◆ ENTRIES PROVIDED:

* * * * * * * * *

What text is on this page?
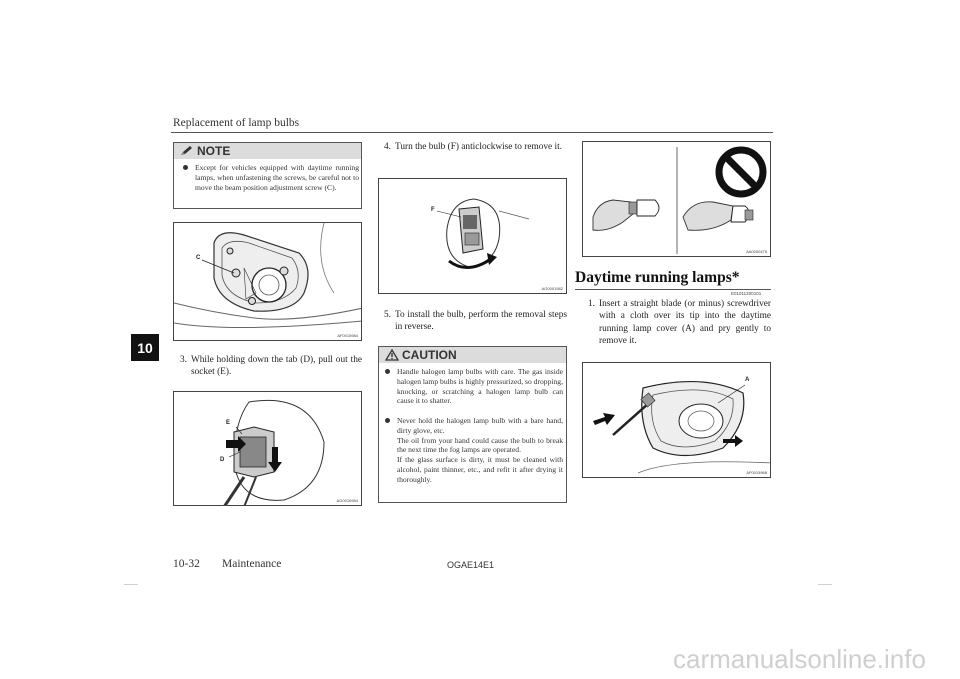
Replacement of lamp bulbs
10
NOTE
Except for vehicles equipped with daytime running lamps, when unfastening the screws, be careful not to move the beam position adjustment screw (C).
C
AF0015984
3. While holding down the tab (D), pull out the socket (E).
E
D
AG0016984
4. Turn the bulb (F) anticlockwise to remove it.
F
AG0001582
5. To install the bulb, perform the removal steps in reverse.
CAUTION
Handle halogen lamp bulbs with care. The gas inside halogen lamp bulbs is highly pressurized, so dropping, knocking, or scratching a halogen lamp bulb can cause it to shatter.
Never hold the halogen lamp bulb with a bare hand, dirty glove, etc.
The oil from your hand could cause the bulb to break the next time the fog lamps are operated.
If the glass surface is dirty, it must be cleaned with alcohol, paint thinner, etc., and refit it after drying it thoroughly.
AA0000475
Daytime running lamps*
E01011200101
1. Insert a straight blade (or minus) screwdriver with a cloth over its tip into the daytime running lamp cover (A) and pry gently to remove it.
A
AF0015968
10-32 Maintenance	OGAE14E1
carmanualsonline.info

* * * * * * * * *

◆ AIM: From the listing above, copy all lines holding the word "dirty".

◆ EXPECTED ANSWER:
Never hold the halogen lamp bulb with a bare hand, dirty glove, etc.
If the glass surface is dirty, it must be cleaned with alcohol, paint thinner, etc., and refit it after drying it thoroughly.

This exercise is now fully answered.